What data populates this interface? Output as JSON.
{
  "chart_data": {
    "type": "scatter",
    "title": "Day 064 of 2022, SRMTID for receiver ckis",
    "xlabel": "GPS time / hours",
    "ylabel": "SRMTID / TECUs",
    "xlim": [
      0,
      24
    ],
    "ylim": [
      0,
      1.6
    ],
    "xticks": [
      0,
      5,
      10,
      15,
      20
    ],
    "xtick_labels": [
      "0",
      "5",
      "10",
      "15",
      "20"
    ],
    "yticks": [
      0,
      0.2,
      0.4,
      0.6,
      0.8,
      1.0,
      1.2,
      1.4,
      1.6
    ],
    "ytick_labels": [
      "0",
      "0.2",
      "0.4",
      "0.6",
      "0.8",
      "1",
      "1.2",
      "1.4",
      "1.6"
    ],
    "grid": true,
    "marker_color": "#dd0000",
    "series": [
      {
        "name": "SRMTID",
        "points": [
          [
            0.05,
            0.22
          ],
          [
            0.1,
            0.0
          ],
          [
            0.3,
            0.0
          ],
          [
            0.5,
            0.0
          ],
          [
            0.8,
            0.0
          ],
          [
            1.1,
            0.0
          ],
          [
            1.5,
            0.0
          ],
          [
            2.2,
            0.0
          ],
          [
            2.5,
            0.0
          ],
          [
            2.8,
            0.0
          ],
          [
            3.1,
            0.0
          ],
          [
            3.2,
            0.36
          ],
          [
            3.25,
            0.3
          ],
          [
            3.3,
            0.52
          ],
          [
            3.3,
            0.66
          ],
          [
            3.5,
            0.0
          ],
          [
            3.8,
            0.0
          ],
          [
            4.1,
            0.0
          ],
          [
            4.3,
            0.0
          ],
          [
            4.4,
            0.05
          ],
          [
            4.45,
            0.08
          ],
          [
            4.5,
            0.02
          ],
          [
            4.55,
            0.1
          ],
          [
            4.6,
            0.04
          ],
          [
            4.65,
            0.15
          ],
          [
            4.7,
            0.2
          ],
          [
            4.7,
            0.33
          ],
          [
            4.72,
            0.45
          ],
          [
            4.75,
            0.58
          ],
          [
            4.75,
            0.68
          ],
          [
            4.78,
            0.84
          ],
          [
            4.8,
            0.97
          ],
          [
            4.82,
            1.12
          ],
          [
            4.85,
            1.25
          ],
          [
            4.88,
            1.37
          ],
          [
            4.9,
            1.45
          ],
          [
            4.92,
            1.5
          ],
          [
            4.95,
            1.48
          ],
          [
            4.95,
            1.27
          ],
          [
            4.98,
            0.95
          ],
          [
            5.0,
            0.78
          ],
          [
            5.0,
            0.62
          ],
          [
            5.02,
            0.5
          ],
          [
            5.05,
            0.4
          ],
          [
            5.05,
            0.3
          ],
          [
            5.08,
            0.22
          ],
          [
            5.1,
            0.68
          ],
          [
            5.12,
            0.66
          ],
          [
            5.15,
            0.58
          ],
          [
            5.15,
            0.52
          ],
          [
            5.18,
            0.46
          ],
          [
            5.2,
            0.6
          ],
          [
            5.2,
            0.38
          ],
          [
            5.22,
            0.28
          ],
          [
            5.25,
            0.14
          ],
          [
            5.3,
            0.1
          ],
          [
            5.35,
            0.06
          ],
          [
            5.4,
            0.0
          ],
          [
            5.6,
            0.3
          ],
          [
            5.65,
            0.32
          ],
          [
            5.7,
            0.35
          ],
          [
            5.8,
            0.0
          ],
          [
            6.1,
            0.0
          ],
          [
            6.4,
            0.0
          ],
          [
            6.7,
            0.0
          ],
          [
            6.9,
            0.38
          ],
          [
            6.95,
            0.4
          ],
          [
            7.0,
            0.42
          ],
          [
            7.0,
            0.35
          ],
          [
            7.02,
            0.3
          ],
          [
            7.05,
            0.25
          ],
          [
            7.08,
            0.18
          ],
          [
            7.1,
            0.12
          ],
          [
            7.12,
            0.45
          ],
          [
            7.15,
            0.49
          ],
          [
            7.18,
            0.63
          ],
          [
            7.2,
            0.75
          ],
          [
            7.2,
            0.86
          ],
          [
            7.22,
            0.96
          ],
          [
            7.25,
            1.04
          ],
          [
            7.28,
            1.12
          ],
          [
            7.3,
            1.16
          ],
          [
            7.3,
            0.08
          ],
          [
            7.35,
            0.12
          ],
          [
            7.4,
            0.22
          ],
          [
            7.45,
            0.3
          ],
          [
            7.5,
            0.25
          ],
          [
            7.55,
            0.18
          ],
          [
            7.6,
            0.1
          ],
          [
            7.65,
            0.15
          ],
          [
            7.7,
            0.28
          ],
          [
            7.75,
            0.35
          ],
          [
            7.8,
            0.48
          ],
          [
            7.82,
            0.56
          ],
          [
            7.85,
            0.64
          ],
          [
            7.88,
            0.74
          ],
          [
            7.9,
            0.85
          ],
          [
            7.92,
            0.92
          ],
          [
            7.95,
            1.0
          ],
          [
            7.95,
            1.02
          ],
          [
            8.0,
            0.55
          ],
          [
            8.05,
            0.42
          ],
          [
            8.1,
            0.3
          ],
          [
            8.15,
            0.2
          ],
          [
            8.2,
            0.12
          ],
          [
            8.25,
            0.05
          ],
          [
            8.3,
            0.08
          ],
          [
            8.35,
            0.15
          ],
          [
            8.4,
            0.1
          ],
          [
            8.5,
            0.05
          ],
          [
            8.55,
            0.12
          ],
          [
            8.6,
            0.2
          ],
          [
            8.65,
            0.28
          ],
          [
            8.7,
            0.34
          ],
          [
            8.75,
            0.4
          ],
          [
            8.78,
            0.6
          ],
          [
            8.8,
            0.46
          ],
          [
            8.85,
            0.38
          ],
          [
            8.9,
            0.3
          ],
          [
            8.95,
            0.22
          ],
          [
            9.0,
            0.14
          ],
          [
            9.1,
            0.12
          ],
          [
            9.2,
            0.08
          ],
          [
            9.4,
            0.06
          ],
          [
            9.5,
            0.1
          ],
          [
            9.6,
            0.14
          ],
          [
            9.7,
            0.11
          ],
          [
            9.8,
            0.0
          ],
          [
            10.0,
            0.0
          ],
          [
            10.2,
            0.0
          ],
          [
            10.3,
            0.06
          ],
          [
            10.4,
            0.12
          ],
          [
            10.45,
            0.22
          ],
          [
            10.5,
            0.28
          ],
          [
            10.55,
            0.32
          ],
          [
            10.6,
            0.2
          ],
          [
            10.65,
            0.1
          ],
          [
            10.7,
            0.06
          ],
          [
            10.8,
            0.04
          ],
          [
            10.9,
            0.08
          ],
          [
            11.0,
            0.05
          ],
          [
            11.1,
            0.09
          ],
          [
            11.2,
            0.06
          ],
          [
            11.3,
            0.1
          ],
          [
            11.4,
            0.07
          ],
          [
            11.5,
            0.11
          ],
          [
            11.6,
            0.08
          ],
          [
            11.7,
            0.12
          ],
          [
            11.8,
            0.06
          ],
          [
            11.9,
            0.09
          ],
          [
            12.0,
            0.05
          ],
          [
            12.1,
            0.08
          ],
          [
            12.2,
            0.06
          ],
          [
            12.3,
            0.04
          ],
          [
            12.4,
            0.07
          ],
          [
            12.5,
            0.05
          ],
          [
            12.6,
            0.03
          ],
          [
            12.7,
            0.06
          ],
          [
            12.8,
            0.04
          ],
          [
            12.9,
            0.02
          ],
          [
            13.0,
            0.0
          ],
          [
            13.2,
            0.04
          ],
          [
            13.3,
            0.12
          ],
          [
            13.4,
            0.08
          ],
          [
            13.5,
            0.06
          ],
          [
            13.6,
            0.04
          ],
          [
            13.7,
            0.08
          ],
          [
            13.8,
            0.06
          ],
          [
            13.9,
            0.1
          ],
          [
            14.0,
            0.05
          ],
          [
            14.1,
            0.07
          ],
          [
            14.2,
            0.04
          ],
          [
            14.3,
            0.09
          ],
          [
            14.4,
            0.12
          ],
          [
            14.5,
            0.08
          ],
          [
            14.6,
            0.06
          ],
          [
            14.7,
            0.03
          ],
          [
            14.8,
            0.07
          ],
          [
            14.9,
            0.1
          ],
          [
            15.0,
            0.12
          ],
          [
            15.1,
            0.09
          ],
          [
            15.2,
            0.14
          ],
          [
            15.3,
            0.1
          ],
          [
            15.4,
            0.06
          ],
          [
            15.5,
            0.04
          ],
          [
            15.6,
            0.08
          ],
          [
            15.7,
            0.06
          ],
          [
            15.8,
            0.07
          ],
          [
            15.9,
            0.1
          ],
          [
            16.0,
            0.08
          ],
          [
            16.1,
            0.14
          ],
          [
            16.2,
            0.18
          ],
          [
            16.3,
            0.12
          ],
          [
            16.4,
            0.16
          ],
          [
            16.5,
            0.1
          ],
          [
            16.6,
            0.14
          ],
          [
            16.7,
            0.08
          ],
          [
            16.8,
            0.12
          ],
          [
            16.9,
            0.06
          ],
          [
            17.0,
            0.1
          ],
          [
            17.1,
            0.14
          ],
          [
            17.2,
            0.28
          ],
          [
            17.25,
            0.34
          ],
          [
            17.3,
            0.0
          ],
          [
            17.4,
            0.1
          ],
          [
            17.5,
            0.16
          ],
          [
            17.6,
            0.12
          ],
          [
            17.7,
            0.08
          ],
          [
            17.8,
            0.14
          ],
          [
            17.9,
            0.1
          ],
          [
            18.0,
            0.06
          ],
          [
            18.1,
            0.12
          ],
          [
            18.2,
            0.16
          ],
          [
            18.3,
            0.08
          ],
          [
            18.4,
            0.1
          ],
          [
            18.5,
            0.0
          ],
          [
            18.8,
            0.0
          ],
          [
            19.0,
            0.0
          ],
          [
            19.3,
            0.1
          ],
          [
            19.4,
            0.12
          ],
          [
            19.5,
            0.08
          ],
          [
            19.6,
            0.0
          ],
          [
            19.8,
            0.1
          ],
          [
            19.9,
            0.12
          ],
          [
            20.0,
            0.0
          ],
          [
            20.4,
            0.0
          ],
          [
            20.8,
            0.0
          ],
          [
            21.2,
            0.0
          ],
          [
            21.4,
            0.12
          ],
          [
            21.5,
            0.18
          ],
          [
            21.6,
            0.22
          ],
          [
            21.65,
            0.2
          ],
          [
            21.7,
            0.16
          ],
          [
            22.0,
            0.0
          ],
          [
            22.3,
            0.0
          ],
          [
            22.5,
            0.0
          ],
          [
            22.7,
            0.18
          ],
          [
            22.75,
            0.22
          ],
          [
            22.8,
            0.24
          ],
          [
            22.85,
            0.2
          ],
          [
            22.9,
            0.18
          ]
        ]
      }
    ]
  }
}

• • • • • • •

Short task |
Read through the entries and copy every line that includes "SRMTID".

Answer |
    "title": "Day 064 of 2022, SRMTID for receiver ckis",
    "ylabel": "SRMTID / TECUs",
        "name": "SRMTID",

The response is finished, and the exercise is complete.